*Problem to solve*
Check each line of the records for "vertical"; collect those that have it.

****************************************

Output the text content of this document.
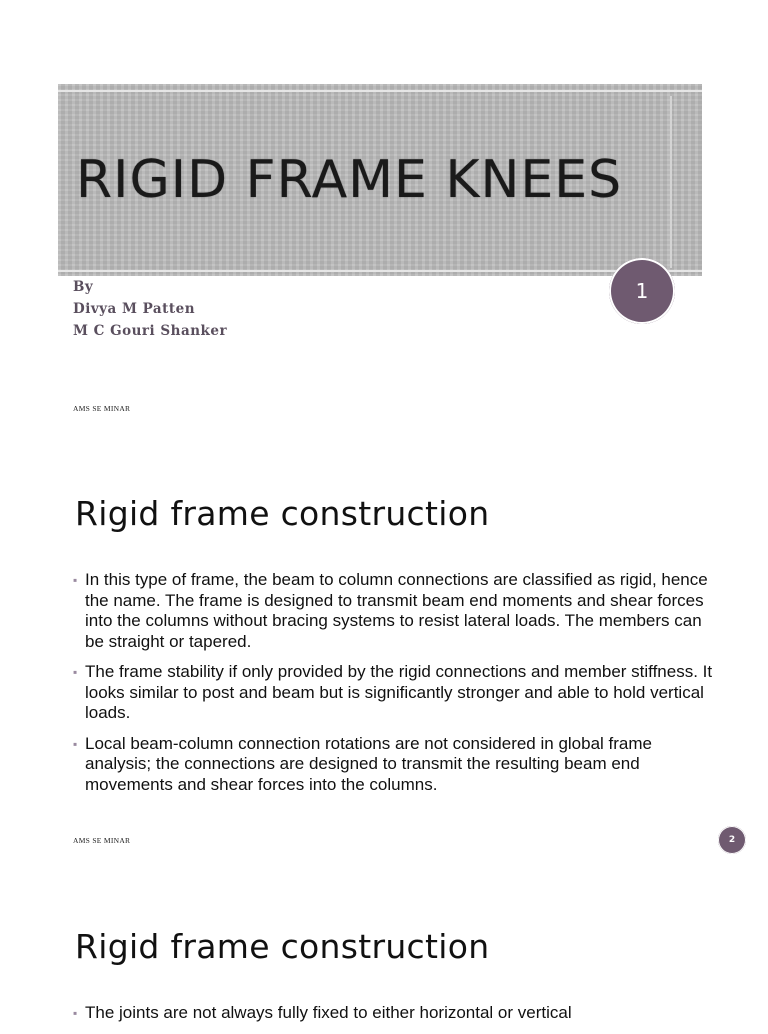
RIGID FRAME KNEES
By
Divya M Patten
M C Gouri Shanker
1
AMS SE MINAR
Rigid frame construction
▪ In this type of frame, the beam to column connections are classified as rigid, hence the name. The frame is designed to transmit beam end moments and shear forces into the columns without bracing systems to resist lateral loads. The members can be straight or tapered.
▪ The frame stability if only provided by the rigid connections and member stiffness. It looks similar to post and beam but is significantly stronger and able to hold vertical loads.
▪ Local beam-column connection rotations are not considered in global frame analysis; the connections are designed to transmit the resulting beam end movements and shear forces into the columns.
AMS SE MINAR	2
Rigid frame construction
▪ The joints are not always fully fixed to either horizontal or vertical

****************************************

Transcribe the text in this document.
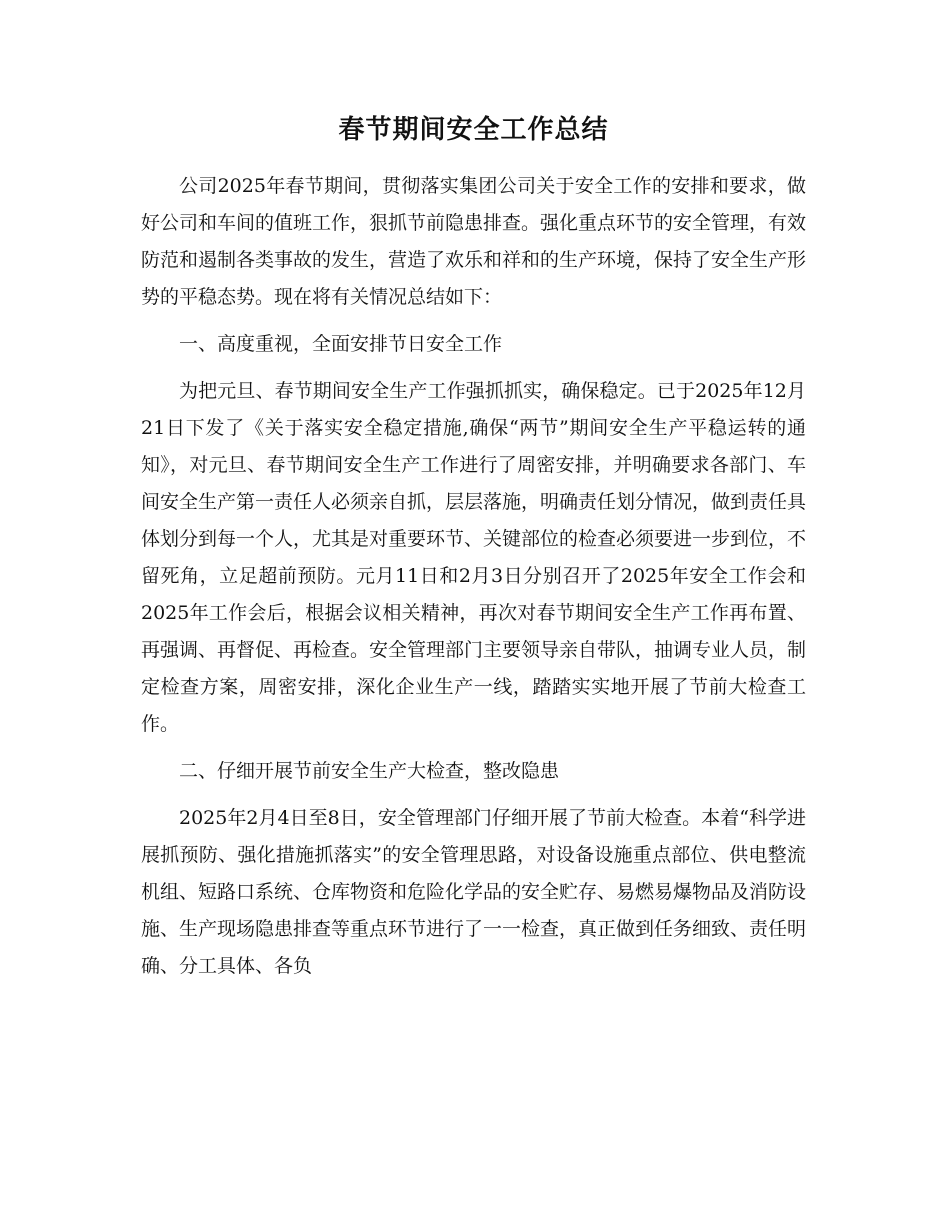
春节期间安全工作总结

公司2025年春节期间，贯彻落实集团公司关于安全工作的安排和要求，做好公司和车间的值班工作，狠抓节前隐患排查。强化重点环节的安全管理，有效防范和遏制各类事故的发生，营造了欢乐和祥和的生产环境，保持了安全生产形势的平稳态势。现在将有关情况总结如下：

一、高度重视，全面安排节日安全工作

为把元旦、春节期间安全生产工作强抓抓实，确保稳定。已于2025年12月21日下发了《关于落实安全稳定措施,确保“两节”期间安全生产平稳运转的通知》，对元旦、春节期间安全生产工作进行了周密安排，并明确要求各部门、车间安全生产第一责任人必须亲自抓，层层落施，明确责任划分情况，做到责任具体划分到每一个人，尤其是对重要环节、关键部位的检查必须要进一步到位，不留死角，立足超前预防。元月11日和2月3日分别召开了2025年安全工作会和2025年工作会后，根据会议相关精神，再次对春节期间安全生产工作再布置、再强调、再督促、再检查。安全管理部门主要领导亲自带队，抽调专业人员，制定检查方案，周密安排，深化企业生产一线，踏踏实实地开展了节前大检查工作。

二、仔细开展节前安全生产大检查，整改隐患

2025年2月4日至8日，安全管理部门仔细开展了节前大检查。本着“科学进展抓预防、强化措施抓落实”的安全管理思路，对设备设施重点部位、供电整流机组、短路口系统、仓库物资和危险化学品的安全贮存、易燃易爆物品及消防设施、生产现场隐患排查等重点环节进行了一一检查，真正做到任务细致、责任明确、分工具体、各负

****************************************

*Worked solution*
▪ The frame stability if only provided by the rigid connections and member stiffness. It looks similar to post and beam but is significantly stronger and able to hold vertical loads.
▪ The joints are not always fully fixed to either horizontal or vertical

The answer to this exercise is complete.